**Reading text:**
Is your nostalgia a crutch? Or a doorway to liberation? That’s the question asked by filmmaker Jane Schoenbrun’s new movie I Saw the TV Glow.
In the film, Owen (played at different ages by Ian Foreman and Justice Smith), has to choose to live his life truthfully, or to live in the past via a young adult TV show called The Pink Opaque. It’s a choice everyone has to make, because from politics to pop culture, nostalgia is the language of American life — for better or worse.
Schoenbrun, who is gender non-binary and uses they/them pronouns, says fandom was a coping mechanism for a confusing adolescence in which they felt left out of many teenage rituals around dances, dating, and social life in general.
Like many other millennial teens, Schoenbrun took solace in the TV of the late ‘90s and early 2000s, from Nickelodeon’s Saturday night SNICK programming to the X-Files on Sundays to Buffy the Vampire Slayer on Tuesdays.
“When I was 16 and lonely, I didn’t understand myself. I was listening to sad music and watching TV shows that filled some kind of void,” Schoenbrun says. “They offered me something like The Pink Opaque offers Owen in the film. It isn’t going to save your life, but it can provide shelter or a hug or warmth when you need it.”

**Your task:** Reproduce the piece on nostalgia and the film I Saw the TV Glow word for word, from its first line to its last.

**Information supplied:**
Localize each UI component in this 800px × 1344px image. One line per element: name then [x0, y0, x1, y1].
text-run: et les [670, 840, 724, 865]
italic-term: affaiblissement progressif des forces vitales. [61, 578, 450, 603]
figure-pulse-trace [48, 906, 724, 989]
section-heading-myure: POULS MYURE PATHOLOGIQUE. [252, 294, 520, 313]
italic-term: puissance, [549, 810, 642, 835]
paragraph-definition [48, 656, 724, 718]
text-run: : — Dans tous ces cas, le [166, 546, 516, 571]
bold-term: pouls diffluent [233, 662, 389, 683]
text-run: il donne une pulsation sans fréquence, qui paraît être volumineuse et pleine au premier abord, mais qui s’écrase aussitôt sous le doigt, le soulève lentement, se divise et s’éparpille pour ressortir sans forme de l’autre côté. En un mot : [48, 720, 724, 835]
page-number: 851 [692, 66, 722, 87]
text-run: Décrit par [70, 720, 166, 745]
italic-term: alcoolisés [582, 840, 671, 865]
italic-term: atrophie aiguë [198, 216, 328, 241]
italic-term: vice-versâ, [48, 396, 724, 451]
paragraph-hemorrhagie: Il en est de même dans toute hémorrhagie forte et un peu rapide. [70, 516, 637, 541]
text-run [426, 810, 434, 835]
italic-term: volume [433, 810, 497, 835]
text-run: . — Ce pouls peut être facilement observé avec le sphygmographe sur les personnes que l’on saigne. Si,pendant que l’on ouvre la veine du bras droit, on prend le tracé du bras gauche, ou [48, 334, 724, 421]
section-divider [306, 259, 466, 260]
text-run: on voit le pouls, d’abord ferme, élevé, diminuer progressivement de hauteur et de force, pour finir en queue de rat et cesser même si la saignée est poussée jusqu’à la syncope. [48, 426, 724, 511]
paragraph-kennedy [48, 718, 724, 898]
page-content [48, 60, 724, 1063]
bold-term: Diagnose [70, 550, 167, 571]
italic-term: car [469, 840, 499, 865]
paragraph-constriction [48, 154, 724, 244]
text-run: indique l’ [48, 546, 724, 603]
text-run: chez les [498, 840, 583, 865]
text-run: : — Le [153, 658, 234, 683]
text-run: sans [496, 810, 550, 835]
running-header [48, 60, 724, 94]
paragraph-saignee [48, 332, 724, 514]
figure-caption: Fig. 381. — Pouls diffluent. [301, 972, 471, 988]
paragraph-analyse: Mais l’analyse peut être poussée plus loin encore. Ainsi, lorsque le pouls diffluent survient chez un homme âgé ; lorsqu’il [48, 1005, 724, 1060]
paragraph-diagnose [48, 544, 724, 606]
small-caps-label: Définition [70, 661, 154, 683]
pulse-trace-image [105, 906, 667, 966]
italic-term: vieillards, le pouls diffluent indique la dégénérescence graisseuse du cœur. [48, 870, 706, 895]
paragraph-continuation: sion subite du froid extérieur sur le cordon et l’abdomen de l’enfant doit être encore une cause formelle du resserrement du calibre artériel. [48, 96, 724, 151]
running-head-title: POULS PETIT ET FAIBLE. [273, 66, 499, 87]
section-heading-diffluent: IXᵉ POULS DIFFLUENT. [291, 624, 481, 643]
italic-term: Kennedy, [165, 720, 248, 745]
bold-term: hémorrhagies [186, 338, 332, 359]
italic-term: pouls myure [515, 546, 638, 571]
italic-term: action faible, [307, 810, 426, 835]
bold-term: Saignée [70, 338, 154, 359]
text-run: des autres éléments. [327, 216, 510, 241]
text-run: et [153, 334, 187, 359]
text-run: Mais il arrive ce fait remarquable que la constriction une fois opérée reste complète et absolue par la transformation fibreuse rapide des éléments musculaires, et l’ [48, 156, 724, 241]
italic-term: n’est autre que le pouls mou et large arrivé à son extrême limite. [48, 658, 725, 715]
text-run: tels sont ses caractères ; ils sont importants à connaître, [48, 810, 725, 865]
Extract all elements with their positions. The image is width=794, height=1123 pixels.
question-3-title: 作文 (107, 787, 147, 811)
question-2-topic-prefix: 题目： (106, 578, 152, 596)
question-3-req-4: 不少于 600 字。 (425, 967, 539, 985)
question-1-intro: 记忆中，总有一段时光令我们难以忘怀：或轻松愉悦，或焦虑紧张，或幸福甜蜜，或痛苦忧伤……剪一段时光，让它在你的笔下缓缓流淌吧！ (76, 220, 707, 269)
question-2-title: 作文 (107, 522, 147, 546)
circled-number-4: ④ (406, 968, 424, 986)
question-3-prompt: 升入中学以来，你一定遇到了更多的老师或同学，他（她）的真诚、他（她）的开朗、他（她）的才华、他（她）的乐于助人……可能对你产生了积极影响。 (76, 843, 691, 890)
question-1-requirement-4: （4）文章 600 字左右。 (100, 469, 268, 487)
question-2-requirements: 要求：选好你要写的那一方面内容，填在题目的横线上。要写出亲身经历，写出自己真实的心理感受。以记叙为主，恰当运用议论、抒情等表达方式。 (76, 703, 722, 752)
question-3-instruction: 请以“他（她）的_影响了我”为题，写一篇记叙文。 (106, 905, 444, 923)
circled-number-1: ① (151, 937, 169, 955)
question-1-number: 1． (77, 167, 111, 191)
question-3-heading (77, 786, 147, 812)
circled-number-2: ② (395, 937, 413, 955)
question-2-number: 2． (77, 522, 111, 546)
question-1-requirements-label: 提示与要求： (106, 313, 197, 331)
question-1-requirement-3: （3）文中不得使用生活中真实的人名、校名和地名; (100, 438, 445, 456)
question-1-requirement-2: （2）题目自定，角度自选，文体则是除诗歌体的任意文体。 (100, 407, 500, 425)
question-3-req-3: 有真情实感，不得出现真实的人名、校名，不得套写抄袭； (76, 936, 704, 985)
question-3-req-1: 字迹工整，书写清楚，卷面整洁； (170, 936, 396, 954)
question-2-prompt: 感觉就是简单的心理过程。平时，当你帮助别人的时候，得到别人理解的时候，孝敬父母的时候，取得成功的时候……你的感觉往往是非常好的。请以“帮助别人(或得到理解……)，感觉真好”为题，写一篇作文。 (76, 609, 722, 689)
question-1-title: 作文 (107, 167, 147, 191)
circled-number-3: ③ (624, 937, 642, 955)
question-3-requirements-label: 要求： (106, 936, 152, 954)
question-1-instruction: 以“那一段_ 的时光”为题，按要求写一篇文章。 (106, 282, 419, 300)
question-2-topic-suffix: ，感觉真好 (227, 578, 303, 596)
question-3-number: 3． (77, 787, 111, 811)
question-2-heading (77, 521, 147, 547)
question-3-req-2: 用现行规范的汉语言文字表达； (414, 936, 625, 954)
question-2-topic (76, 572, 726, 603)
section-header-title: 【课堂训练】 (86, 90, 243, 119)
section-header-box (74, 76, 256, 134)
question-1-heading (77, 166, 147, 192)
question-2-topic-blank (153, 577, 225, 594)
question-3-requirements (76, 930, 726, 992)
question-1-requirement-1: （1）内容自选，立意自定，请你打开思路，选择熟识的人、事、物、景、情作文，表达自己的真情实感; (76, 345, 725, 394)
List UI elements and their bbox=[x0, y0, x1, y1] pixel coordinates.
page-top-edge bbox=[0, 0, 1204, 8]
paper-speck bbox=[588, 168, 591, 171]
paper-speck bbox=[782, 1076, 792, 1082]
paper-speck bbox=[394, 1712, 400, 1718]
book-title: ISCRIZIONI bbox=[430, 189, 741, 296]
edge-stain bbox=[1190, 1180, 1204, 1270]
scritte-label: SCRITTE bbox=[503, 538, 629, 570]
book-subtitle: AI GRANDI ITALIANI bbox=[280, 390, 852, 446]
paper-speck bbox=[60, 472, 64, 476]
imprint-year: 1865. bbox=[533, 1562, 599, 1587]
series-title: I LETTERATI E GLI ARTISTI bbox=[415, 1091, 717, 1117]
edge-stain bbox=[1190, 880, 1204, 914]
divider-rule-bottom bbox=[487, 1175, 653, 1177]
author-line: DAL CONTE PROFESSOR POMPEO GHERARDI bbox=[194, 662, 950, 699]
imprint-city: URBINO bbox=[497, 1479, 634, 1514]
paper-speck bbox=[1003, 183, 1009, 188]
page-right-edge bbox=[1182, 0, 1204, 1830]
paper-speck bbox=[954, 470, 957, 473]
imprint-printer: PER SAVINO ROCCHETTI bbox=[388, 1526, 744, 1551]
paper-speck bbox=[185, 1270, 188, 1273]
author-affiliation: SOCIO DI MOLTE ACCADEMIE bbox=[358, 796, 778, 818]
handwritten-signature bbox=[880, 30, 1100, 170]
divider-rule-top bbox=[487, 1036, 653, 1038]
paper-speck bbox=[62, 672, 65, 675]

**Answer space:**
Is your nostalgia a crutch? Or a doorway to liberation? That’s the question asked by filmmaker Jane Schoenbrun’s new movie I Saw the TV Glow.
In the film, Owen (played at different ages by Ian Foreman and Justice Smith), has to choose to live his life truthfully, or to live in the past via a young adult TV show called The Pink Opaque. It’s a choice everyone has to make, because from politics to pop culture, nostalgia is the language of American life — for better or worse.
Schoenbrun, who is gender non-binary and uses they/them pronouns, says fandom was a coping mechanism for a confusing adolescence in which they felt left out of many teenage rituals around dances, dating, and social life in general.
Like many other millennial teens, Schoenbrun took solace in the TV of the late ‘90s and early 2000s, from Nickelodeon’s Saturday night SNICK programming to the X-Files on Sundays to Buffy the Vampire Slayer on Tuesdays.
“When I was 16 and lonely, I didn’t understand myself. I was listening to sad music and watching TV shows that filled some kind of void,” Schoenbrun says. “They offered me something like The Pink Opaque offers Owen in the film. It isn’t going to save your life, but it can provide shelter or a hug or warmth when you need it.”